[Dataset entries]
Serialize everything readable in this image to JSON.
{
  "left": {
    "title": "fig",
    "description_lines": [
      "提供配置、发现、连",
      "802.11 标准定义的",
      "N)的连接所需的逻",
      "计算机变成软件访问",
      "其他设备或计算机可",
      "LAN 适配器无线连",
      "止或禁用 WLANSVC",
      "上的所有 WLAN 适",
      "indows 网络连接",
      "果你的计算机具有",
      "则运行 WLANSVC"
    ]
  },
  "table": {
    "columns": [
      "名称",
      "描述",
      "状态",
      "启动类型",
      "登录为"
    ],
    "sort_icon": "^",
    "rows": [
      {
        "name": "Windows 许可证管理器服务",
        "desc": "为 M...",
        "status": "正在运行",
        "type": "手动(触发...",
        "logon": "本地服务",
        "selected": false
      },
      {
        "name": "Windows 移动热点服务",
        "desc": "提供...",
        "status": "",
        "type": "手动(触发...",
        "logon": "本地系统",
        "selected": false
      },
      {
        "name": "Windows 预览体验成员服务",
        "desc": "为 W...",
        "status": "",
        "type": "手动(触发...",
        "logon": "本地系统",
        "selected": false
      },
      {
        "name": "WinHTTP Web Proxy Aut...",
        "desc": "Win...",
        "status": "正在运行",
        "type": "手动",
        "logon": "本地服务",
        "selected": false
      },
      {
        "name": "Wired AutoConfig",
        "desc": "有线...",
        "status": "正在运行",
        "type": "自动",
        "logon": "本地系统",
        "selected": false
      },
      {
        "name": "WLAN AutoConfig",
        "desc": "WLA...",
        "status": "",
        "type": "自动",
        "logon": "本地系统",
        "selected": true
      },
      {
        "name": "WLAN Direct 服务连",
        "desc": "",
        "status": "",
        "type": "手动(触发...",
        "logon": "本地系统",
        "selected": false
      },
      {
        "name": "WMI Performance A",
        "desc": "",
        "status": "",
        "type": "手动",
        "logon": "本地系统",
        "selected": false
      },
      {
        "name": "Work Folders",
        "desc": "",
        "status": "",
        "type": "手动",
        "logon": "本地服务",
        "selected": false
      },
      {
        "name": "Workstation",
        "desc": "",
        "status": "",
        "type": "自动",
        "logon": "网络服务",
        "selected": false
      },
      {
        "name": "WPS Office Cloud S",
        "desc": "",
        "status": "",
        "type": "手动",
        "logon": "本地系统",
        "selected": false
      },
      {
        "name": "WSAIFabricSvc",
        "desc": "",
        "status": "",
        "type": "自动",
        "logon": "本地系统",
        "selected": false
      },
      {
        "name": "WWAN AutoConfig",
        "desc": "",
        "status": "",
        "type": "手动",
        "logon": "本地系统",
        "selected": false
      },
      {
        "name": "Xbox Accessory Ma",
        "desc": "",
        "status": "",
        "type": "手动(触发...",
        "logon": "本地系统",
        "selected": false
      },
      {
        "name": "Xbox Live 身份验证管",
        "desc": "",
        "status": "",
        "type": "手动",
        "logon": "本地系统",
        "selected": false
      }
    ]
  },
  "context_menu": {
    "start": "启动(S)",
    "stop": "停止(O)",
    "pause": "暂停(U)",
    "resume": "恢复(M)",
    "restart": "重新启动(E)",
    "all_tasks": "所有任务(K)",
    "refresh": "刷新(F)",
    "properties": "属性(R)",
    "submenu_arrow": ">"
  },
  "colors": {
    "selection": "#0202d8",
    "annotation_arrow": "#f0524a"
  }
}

Work to be completed — Show each line holding the word "AutoConfig".

Output —
        "name": "Wired AutoConfig",
        "name": "WLAN AutoConfig",
        "name": "WWAN AutoConfig",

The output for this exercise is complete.